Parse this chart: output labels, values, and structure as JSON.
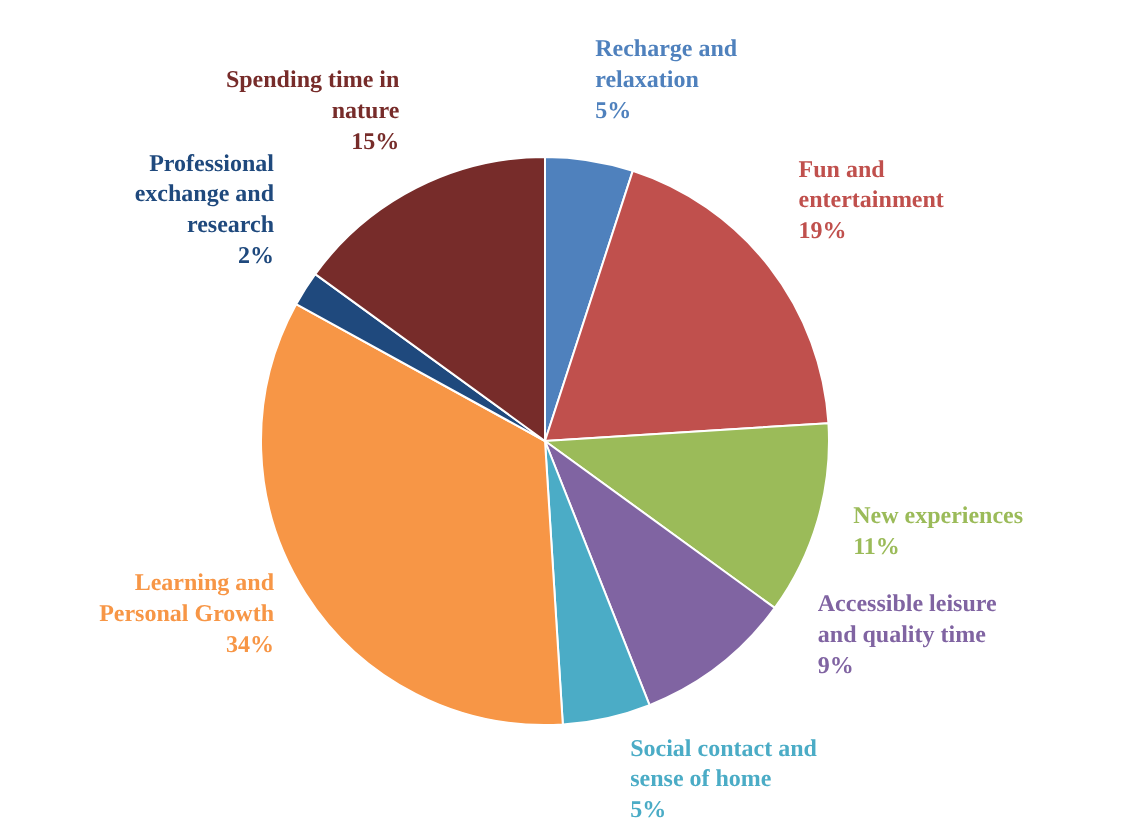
{
  "chart_data": {
    "type": "pie",
    "categories": [
      "Recharge and relaxation",
      "Fun and entertainment",
      "New experiences",
      "Accessible leisure and quality time",
      "Social contact and sense of home",
      "Learning and Personal Growth",
      "Professional exchange and research",
      "Spending time in nature"
    ],
    "values": [
      5,
      19,
      11,
      9,
      5,
      34,
      2,
      15
    ],
    "value_labels": [
      "5%",
      "19%",
      "11%",
      "9%",
      "5%",
      "34%",
      "2%",
      "15%"
    ],
    "colors": [
      "#4f81bd",
      "#c0504d",
      "#9bbb59",
      "#8064a2",
      "#4bacc6",
      "#f79646",
      "#1f497d",
      "#772c2a"
    ]
  }
}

....................

GIVEN TASK → In the records above, how many lines contain the word "values"? Give the number alone.

EXERCISE RESPONSE → 2